OBJECTIVE:
Select all lines with the string "icon" in them, and copy those lines.
______
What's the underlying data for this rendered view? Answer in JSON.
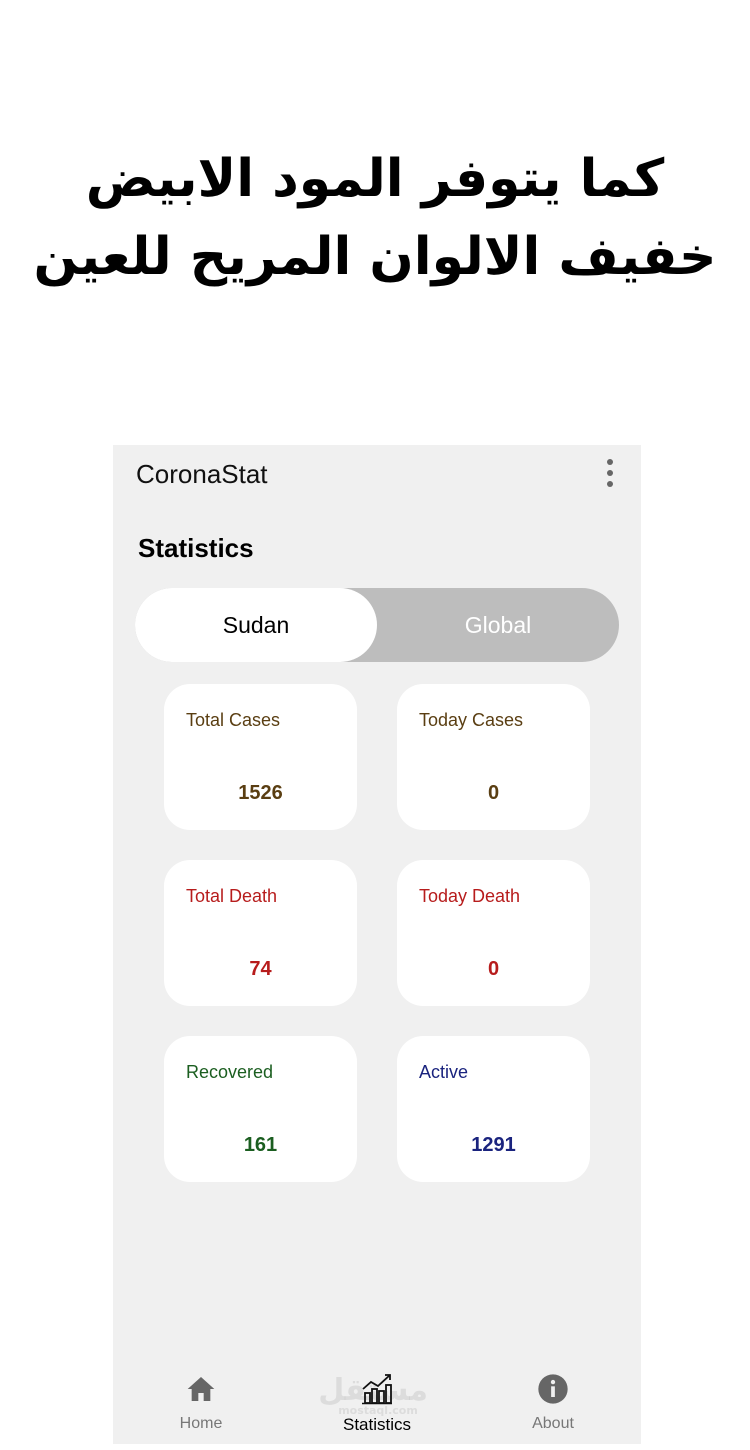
{
  "promo": {
    "line1": "كما يتوفر المود الابيض",
    "line2": "خفيف الالوان المريح للعين"
  },
  "appbar": {
    "title": "CoronaStat",
    "menu_icon": "more-vert-icon"
  },
  "section_title": "Statistics",
  "toggle": {
    "selected": "Sudan",
    "other": "Global"
  },
  "cards": [
    {
      "label": "Total Cases",
      "value": "1526",
      "color": "#5a3e12"
    },
    {
      "label": "Today Cases",
      "value": "0",
      "color": "#5a3e12"
    },
    {
      "label": "Total Death",
      "value": "74",
      "color": "#b71c1c"
    },
    {
      "label": "Today Death",
      "value": "0",
      "color": "#b71c1c"
    },
    {
      "label": "Recovered",
      "value": "161",
      "color": "#1b5e20"
    },
    {
      "label": "Active",
      "value": "1291",
      "color": "#1a237e"
    }
  ],
  "nav": [
    {
      "label": "Home",
      "icon": "home-icon"
    },
    {
      "label": "Statistics",
      "icon": "chart-icon",
      "selected": true
    },
    {
      "label": "About",
      "icon": "info-icon"
    }
  ],
  "watermark": {
    "text": "مستقل",
    "sub": "mostaql.com"
  }
}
______
SOLUTION TO THIS PROBLEM:
    "menu_icon": "more-vert-icon"
      "icon": "home-icon"
      "icon": "chart-icon",
      "icon": "info-icon"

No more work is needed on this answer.